» READING TEXT:
◇ ◇ ◇ ◇ ◇ ◇ ◇

Business intelligence and data manipulation with Knime

Oct 26, 2016 Tags: business_intelligence knime python matplotlib visualisation ETL data

It’s been a while since I did a proper post about something techy. But I did spend quite a bit of time with Knime, and I love it. So I think it warrants a post. Knime is a complete data mining, manipulation and analysis toolkit. It’s completely open-source and really flexible. I have experience with other ETL and reporting tools, like Talend Open Studio, JasperReports and Pentaho Kettle but for me (in my use-case) Knime rises above them. Talking about my use case, what is it?

◇ ◇ ◇ ◇ ◇ ◇ ◇

» GIVEN INFORMATION:
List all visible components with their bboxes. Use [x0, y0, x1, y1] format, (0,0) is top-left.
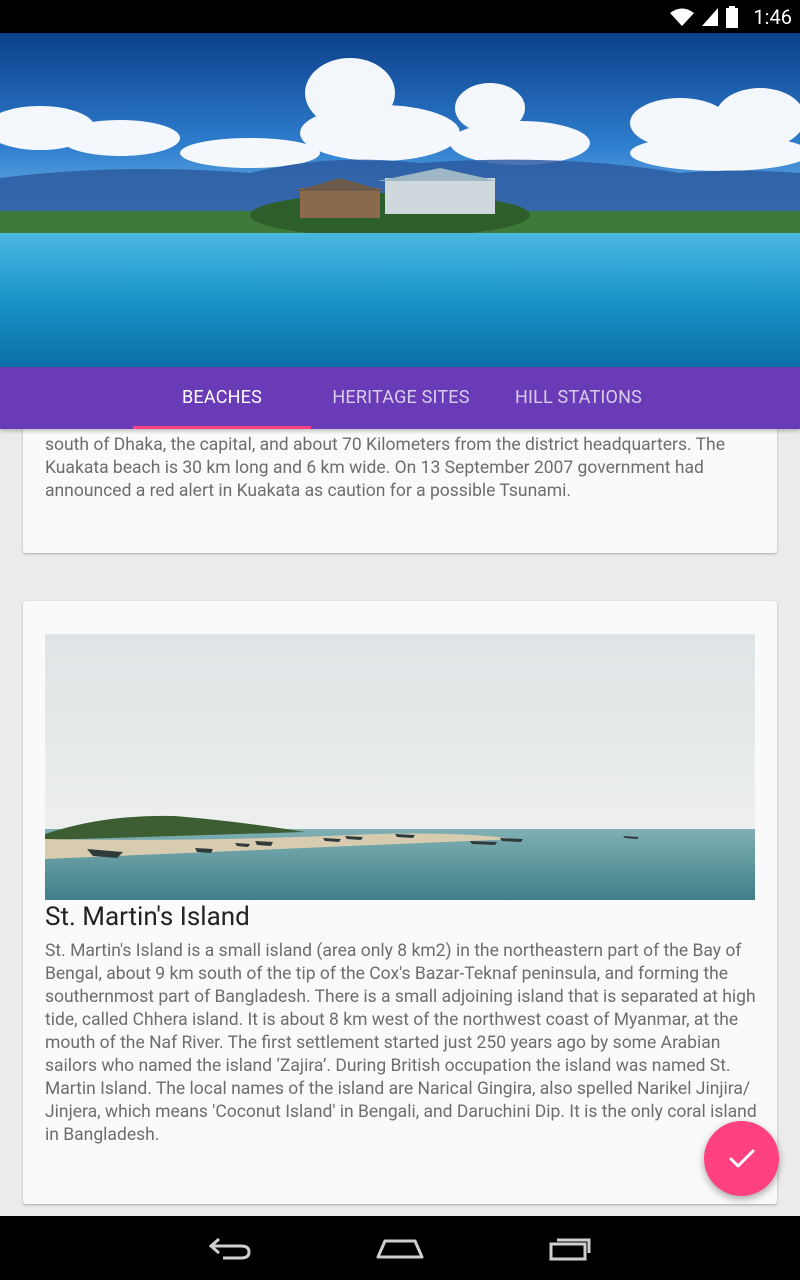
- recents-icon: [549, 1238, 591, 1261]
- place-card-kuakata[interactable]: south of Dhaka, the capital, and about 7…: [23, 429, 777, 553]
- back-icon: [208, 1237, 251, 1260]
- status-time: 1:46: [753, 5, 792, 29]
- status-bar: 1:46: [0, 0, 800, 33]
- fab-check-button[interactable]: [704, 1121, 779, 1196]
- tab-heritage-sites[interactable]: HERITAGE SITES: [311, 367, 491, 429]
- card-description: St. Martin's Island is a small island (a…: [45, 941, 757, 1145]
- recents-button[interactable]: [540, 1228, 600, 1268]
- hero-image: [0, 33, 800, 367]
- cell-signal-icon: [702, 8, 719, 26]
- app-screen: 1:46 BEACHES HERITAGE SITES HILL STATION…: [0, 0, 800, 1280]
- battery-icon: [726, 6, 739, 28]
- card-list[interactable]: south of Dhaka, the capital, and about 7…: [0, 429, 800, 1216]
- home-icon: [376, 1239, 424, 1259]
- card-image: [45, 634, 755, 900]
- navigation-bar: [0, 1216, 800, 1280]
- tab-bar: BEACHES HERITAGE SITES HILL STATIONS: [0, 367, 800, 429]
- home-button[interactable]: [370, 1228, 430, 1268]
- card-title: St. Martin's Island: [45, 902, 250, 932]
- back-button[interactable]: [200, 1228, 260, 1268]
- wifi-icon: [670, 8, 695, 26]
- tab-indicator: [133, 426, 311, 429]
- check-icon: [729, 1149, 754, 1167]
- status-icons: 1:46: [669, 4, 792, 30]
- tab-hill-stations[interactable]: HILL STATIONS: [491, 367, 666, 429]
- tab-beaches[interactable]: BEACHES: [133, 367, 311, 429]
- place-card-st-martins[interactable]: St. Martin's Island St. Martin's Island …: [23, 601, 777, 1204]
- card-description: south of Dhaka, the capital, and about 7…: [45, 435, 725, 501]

◇ ◇ ◇ ◇ ◇ ◇ ◇

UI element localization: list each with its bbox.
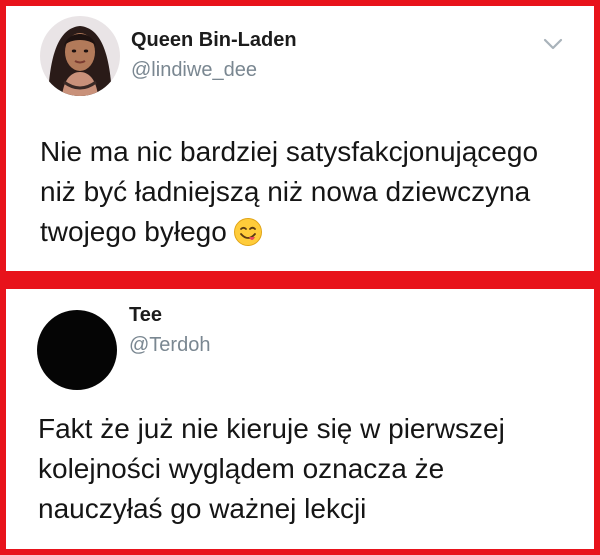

◇ ◇ ◇ ◇ ◇ ◇ ◇

» GOALS:
**A.** Please answer these questions using the Knime post:
(i) On what date was the post published?
(ii) Which other ETL and reporting tools does the writer have experience with?
(iii) What kind of toolkit is Knime described as?
**B.** Write the next part of the Knime post, picking up after its final sentence.

» ANSWERS FOR THIS EXERCISE:
**A.**
(i) Oct 26, 2016
(ii) Talend Open Studio, JasperReports and Pentaho Kettle
(iii) A complete data mining, manipulation and analysis toolkit

**B.**
Use Case

At the solar power company that I am a partner in (among other activities) we sell inverters from various different brands. As a consequence, our clients use a variety of (web-based) monitoring tools. Each with their own dashboard and output. But we need overviews comparing all our clients with each-other, and besides that, we can get extra data from those inverters internally, which allows us to do advanced debugging and monitoring. But visualising that data from those different sources is non-trivial. This is where Knime comes in. We can download exports of the webbased monitoring dashboards that our clients use. Some of them produce csv files, others excel files, and the format of all those files is wildly different. Knime allows me to read in the data from those different files, combine it into one common dataset and then analyse that data. I used it for instance to create an interactive graph that plots the average daily solar array output per week for each of our clients (as a % of their maximum output) so I could compare the performance of each solar array. Knime does it’s work this by creating a chain of “nodes” (operations) that are connected by arrows. Each node does somethings small, like calculate a number, filter rows, rename columns, etc. The data flows through the chain of operations from the start node to the end node.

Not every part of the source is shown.